Collected data
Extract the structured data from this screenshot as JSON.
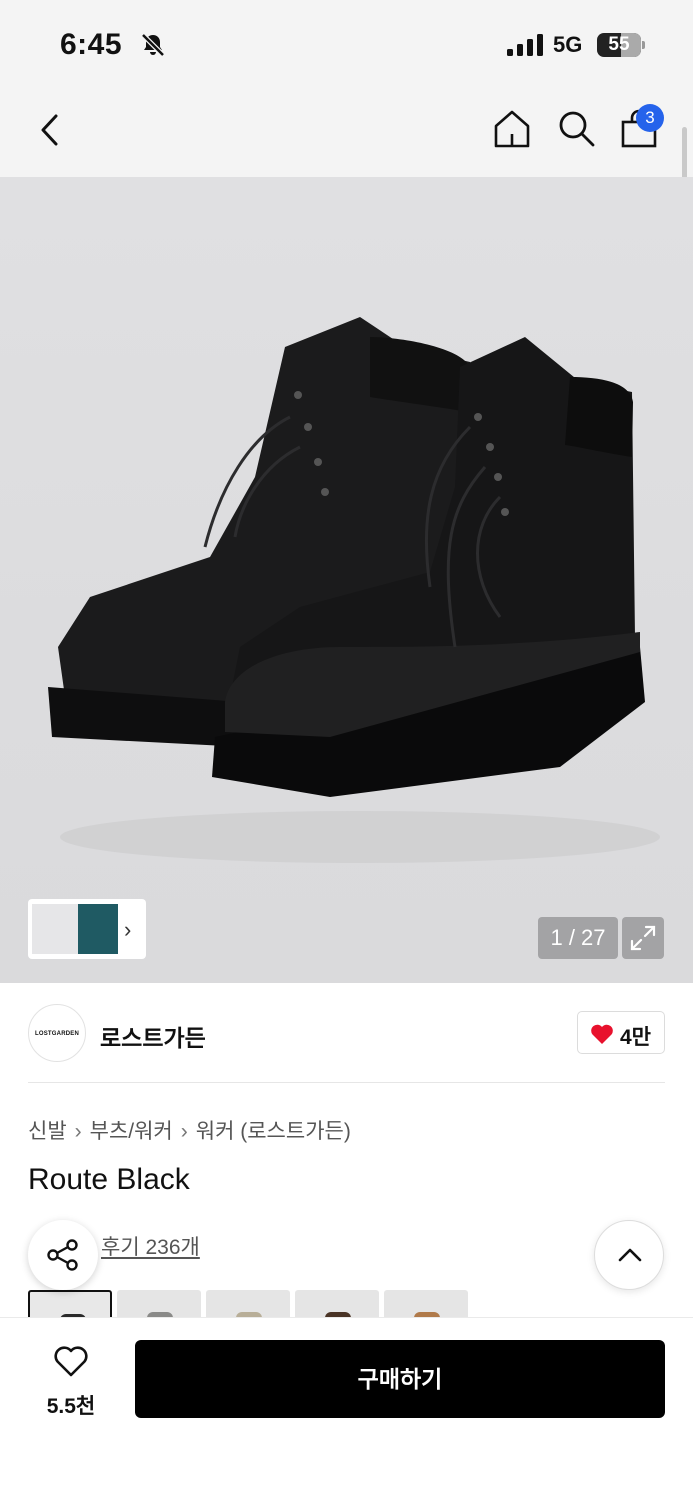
{
  "status_bar": {
    "time": "6:45",
    "network": "5G",
    "battery_level": "55",
    "icons": [
      "bell-slash-icon",
      "signal-icon",
      "battery-icon"
    ]
  },
  "nav": {
    "cart_count": "3",
    "icons": [
      "back-icon",
      "home-icon",
      "search-icon",
      "shopping-bag-icon"
    ]
  },
  "gallery": {
    "counter": "1 / 27",
    "thumb_next": "›",
    "icons": [
      "expand-icon"
    ]
  },
  "brand": {
    "logo_text": "LOSTGARDEN",
    "name": "로스트가든",
    "likes": "4만",
    "heart_color": "#e8112d"
  },
  "breadcrumb": {
    "items": [
      "신발",
      "부츠/워커",
      "워커 (로스트가든)"
    ],
    "separator": "›"
  },
  "product": {
    "title": "Route Black",
    "reviews": "후기 236개"
  },
  "color_options": [
    {
      "swatch": "#2a2a2a",
      "selected": true
    },
    {
      "swatch": "#8a8a88",
      "selected": false
    },
    {
      "swatch": "#b8ae98",
      "selected": false
    },
    {
      "swatch": "#4a3426",
      "selected": false
    },
    {
      "swatch": "#b07a4a",
      "selected": false
    }
  ],
  "bottom_bar": {
    "wishlist_count": "5.5천",
    "buy_label": "구매하기"
  },
  "colors": {
    "accent_blue": "#2563eb",
    "buy_button": "#000000"
  }
}
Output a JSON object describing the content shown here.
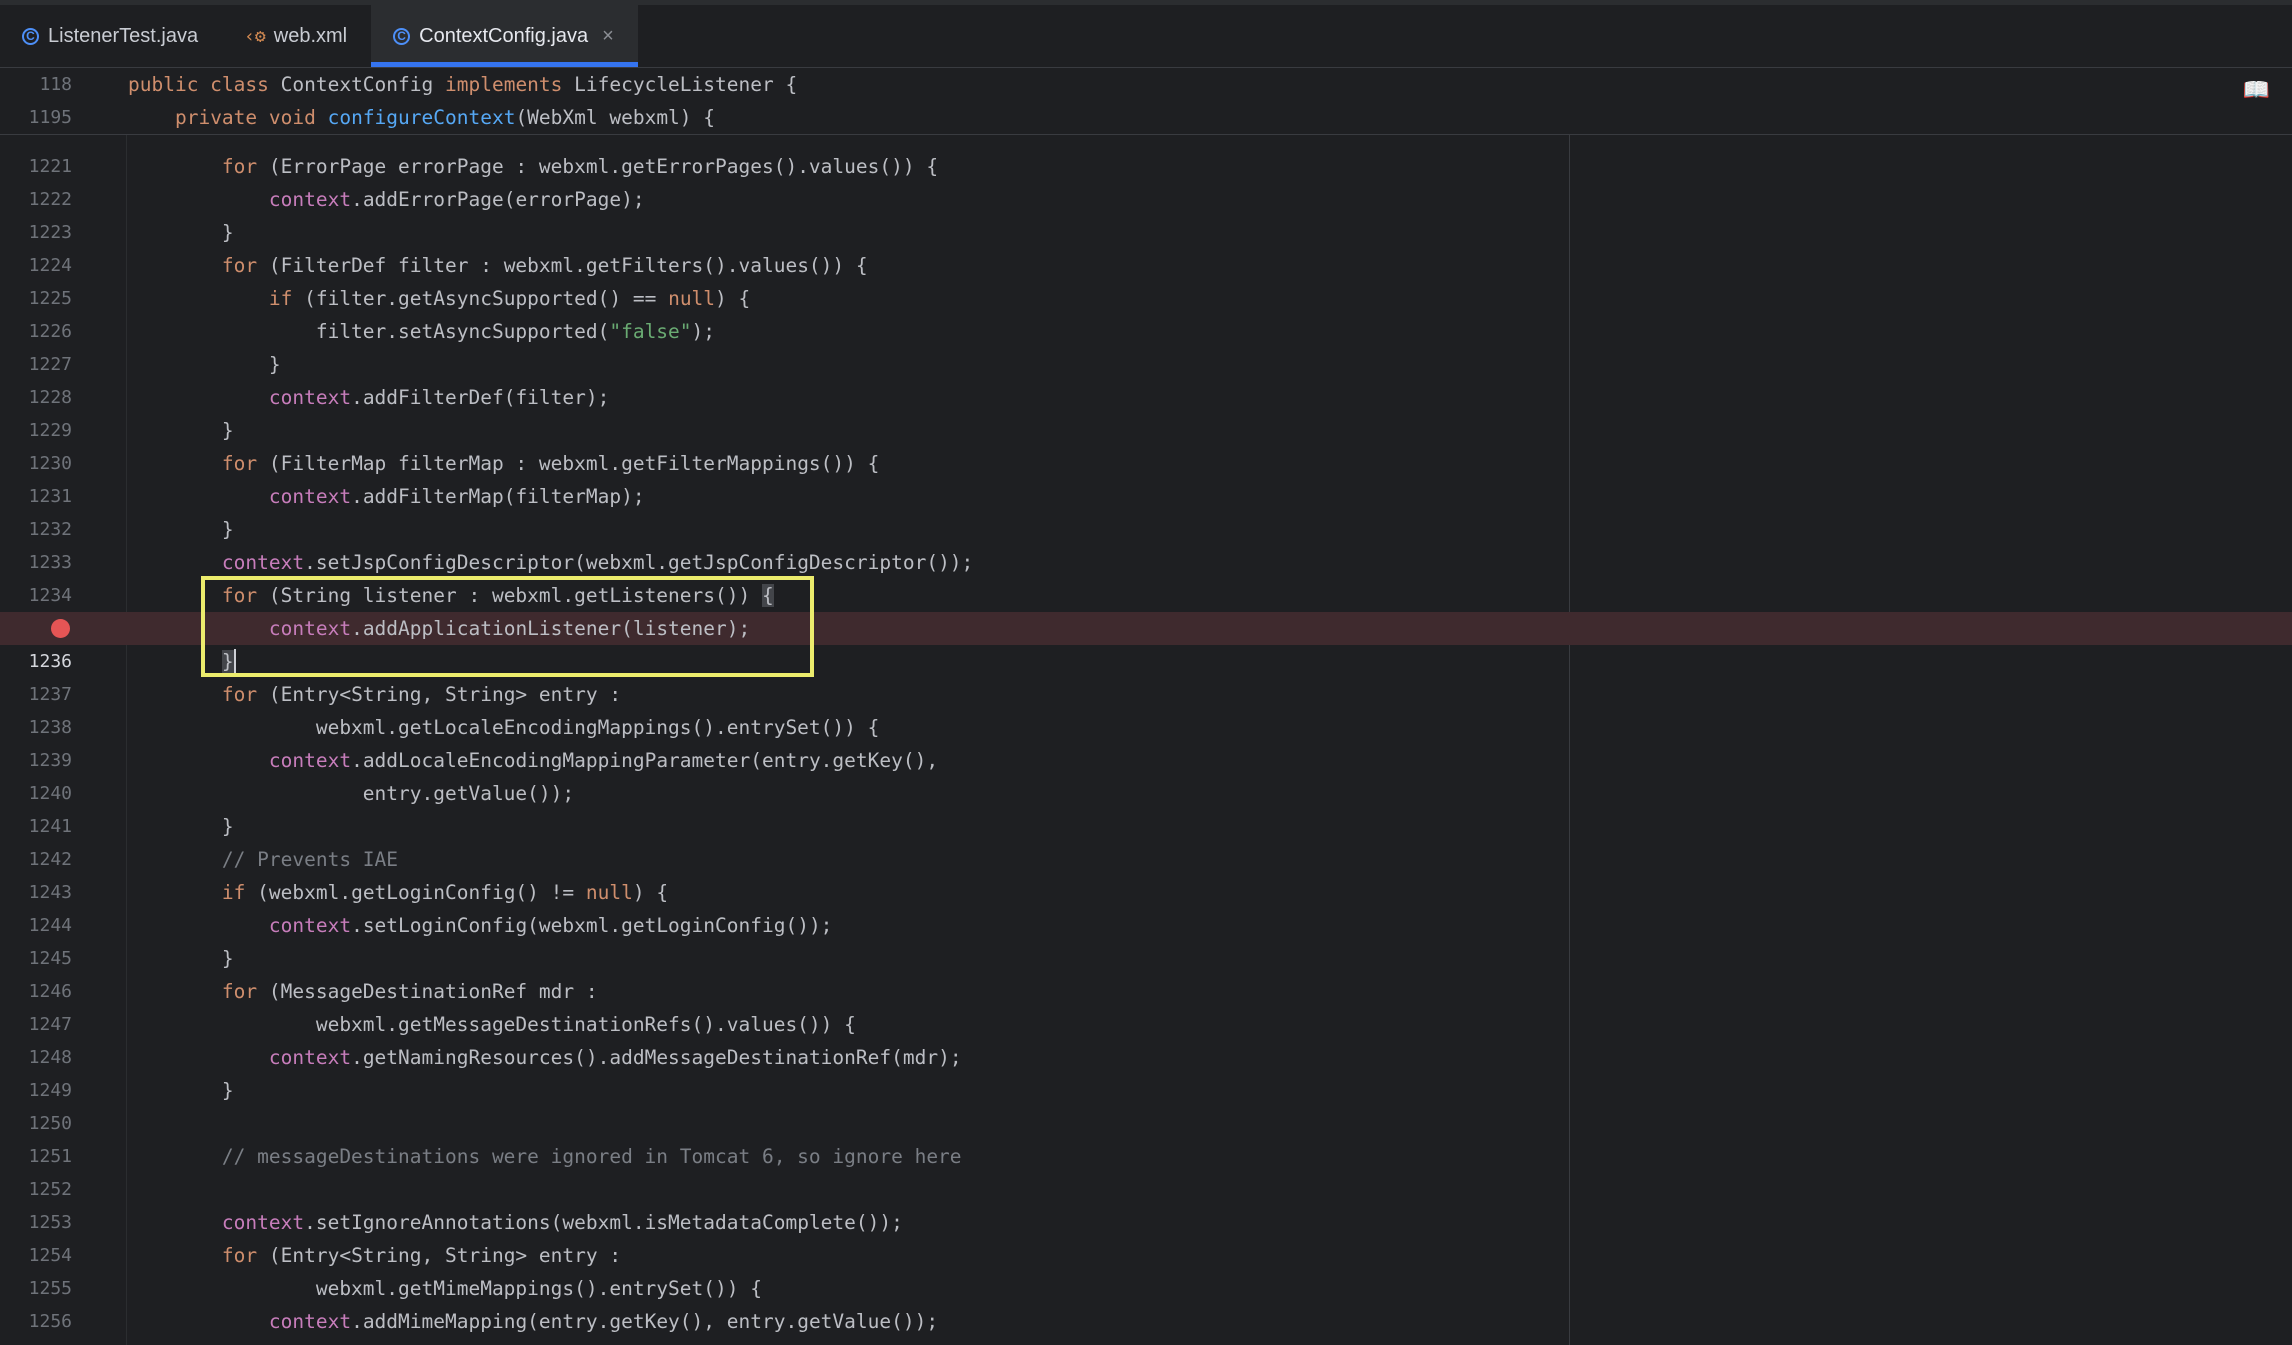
{
  "tabs": [
    {
      "label": "ListenerTest.java",
      "icon": "class-icon",
      "active": false
    },
    {
      "label": "web.xml",
      "icon": "xml-file-icon",
      "active": false
    },
    {
      "label": "ContextConfig.java",
      "icon": "class-icon",
      "active": true,
      "close": "×"
    }
  ],
  "sticky": [
    {
      "ln": "118",
      "tokens": [
        [
          "k",
          "public class "
        ],
        [
          "t",
          "ContextConfig "
        ],
        [
          "k",
          "implements "
        ],
        [
          "t",
          "LifecycleListener {"
        ]
      ]
    },
    {
      "ln": "1195",
      "tokens": [
        [
          "t",
          "    "
        ],
        [
          "k",
          "private void "
        ],
        [
          "f",
          "configureContext"
        ],
        [
          "t",
          "(WebXml webxml) {"
        ]
      ]
    }
  ],
  "lines": [
    {
      "ln": "1221",
      "tokens": [
        [
          "t",
          "        "
        ],
        [
          "k",
          "for "
        ],
        [
          "t",
          "(ErrorPage errorPage : webxml.getErrorPages().values()) {"
        ]
      ]
    },
    {
      "ln": "1222",
      "tokens": [
        [
          "t",
          "            "
        ],
        [
          "p",
          "context"
        ],
        [
          "t",
          ".addErrorPage(errorPage);"
        ]
      ]
    },
    {
      "ln": "1223",
      "tokens": [
        [
          "t",
          "        }"
        ]
      ]
    },
    {
      "ln": "1224",
      "tokens": [
        [
          "t",
          "        "
        ],
        [
          "k",
          "for "
        ],
        [
          "t",
          "(FilterDef filter : webxml.getFilters().values()) {"
        ]
      ]
    },
    {
      "ln": "1225",
      "tokens": [
        [
          "t",
          "            "
        ],
        [
          "k",
          "if "
        ],
        [
          "t",
          "(filter.getAsyncSupported() == "
        ],
        [
          "k",
          "null"
        ],
        [
          "t",
          ") {"
        ]
      ]
    },
    {
      "ln": "1226",
      "tokens": [
        [
          "t",
          "                filter.setAsyncSupported("
        ],
        [
          "s",
          "\"false\""
        ],
        [
          "t",
          ");"
        ]
      ]
    },
    {
      "ln": "1227",
      "tokens": [
        [
          "t",
          "            }"
        ]
      ]
    },
    {
      "ln": "1228",
      "tokens": [
        [
          "t",
          "            "
        ],
        [
          "p",
          "context"
        ],
        [
          "t",
          ".addFilterDef(filter);"
        ]
      ]
    },
    {
      "ln": "1229",
      "tokens": [
        [
          "t",
          "        }"
        ]
      ]
    },
    {
      "ln": "1230",
      "tokens": [
        [
          "t",
          "        "
        ],
        [
          "k",
          "for "
        ],
        [
          "t",
          "(FilterMap filterMap : webxml.getFilterMappings()) {"
        ]
      ]
    },
    {
      "ln": "1231",
      "tokens": [
        [
          "t",
          "            "
        ],
        [
          "p",
          "context"
        ],
        [
          "t",
          ".addFilterMap(filterMap);"
        ]
      ]
    },
    {
      "ln": "1232",
      "tokens": [
        [
          "t",
          "        }"
        ]
      ]
    },
    {
      "ln": "1233",
      "tokens": [
        [
          "t",
          "        "
        ],
        [
          "p",
          "context"
        ],
        [
          "t",
          ".setJspConfigDescriptor(webxml.getJspConfigDescriptor());"
        ]
      ]
    },
    {
      "ln": "1234",
      "tokens": [
        [
          "t",
          "        "
        ],
        [
          "k",
          "for "
        ],
        [
          "t",
          "(String listener : webxml.getListeners()) "
        ],
        [
          "bh",
          "{"
        ]
      ]
    },
    {
      "ln": "",
      "breakpoint": true,
      "tokens": [
        [
          "t",
          "            "
        ],
        [
          "p",
          "context"
        ],
        [
          "t",
          ".addApplicationListener(listener);"
        ]
      ]
    },
    {
      "ln": "1236",
      "current": true,
      "tokens": [
        [
          "t",
          "        "
        ],
        [
          "bh",
          "}"
        ],
        [
          "caret",
          ""
        ]
      ]
    },
    {
      "ln": "1237",
      "tokens": [
        [
          "t",
          "        "
        ],
        [
          "k",
          "for "
        ],
        [
          "t",
          "(Entry<String, String> entry :"
        ]
      ]
    },
    {
      "ln": "1238",
      "tokens": [
        [
          "t",
          "                webxml.getLocaleEncodingMappings().entrySet()) {"
        ]
      ]
    },
    {
      "ln": "1239",
      "tokens": [
        [
          "t",
          "            "
        ],
        [
          "p",
          "context"
        ],
        [
          "t",
          ".addLocaleEncodingMappingParameter(entry.getKey(),"
        ]
      ]
    },
    {
      "ln": "1240",
      "tokens": [
        [
          "t",
          "                    entry.getValue());"
        ]
      ]
    },
    {
      "ln": "1241",
      "tokens": [
        [
          "t",
          "        }"
        ]
      ]
    },
    {
      "ln": "1242",
      "tokens": [
        [
          "t",
          "        "
        ],
        [
          "c",
          "// Prevents IAE"
        ]
      ]
    },
    {
      "ln": "1243",
      "tokens": [
        [
          "t",
          "        "
        ],
        [
          "k",
          "if "
        ],
        [
          "t",
          "(webxml.getLoginConfig() != "
        ],
        [
          "k",
          "null"
        ],
        [
          "t",
          ") {"
        ]
      ]
    },
    {
      "ln": "1244",
      "tokens": [
        [
          "t",
          "            "
        ],
        [
          "p",
          "context"
        ],
        [
          "t",
          ".setLoginConfig(webxml.getLoginConfig());"
        ]
      ]
    },
    {
      "ln": "1245",
      "tokens": [
        [
          "t",
          "        }"
        ]
      ]
    },
    {
      "ln": "1246",
      "tokens": [
        [
          "t",
          "        "
        ],
        [
          "k",
          "for "
        ],
        [
          "t",
          "(MessageDestinationRef mdr :"
        ]
      ]
    },
    {
      "ln": "1247",
      "tokens": [
        [
          "t",
          "                webxml.getMessageDestinationRefs().values()) {"
        ]
      ]
    },
    {
      "ln": "1248",
      "tokens": [
        [
          "t",
          "            "
        ],
        [
          "p",
          "context"
        ],
        [
          "t",
          ".getNamingResources().addMessageDestinationRef(mdr);"
        ]
      ]
    },
    {
      "ln": "1249",
      "tokens": [
        [
          "t",
          "        }"
        ]
      ]
    },
    {
      "ln": "1250",
      "tokens": []
    },
    {
      "ln": "1251",
      "tokens": [
        [
          "t",
          "        "
        ],
        [
          "c",
          "// messageDestinations were ignored in Tomcat 6, so ignore here"
        ]
      ]
    },
    {
      "ln": "1252",
      "tokens": []
    },
    {
      "ln": "1253",
      "tokens": [
        [
          "t",
          "        "
        ],
        [
          "p",
          "context"
        ],
        [
          "t",
          ".setIgnoreAnnotations(webxml.isMetadataComplete());"
        ]
      ]
    },
    {
      "ln": "1254",
      "tokens": [
        [
          "t",
          "        "
        ],
        [
          "k",
          "for "
        ],
        [
          "t",
          "(Entry<String, String> entry :"
        ]
      ]
    },
    {
      "ln": "1255",
      "tokens": [
        [
          "t",
          "                webxml.getMimeMappings().entrySet()) {"
        ]
      ]
    },
    {
      "ln": "1256",
      "tokens": [
        [
          "t",
          "            "
        ],
        [
          "p",
          "context"
        ],
        [
          "t",
          ".addMimeMapping(entry.getKey(), entry.getValue());"
        ]
      ]
    }
  ],
  "colors": {
    "background": "#1e1f22",
    "keyword": "#cf8e6d",
    "method_decl": "#56a8f5",
    "string": "#6aab73",
    "comment": "#7a7e85",
    "field": "#c77dbb",
    "breakpoint": "#e55555",
    "highlight_box": "#ecec6d",
    "tab_accent": "#3574f0"
  }
}
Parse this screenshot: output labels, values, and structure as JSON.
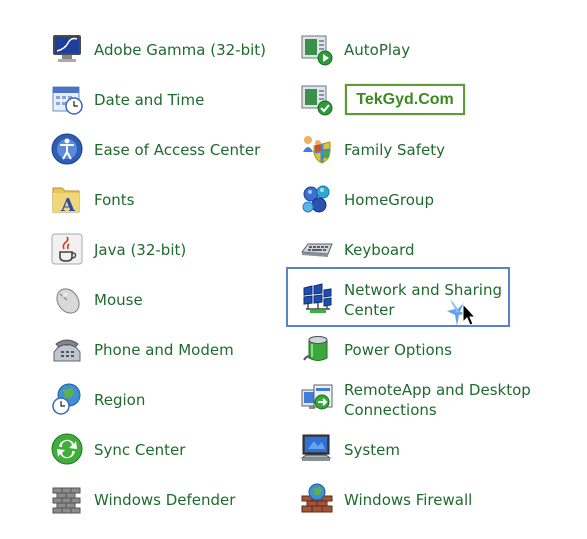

## Written exercise:
Pick out each line above that includes "errorPage" and show it.

## Exercise solution:
          "(ErrorPage errorPage : webxml.getErrorPages().values()) {"
          ".addErrorPage(errorPage);"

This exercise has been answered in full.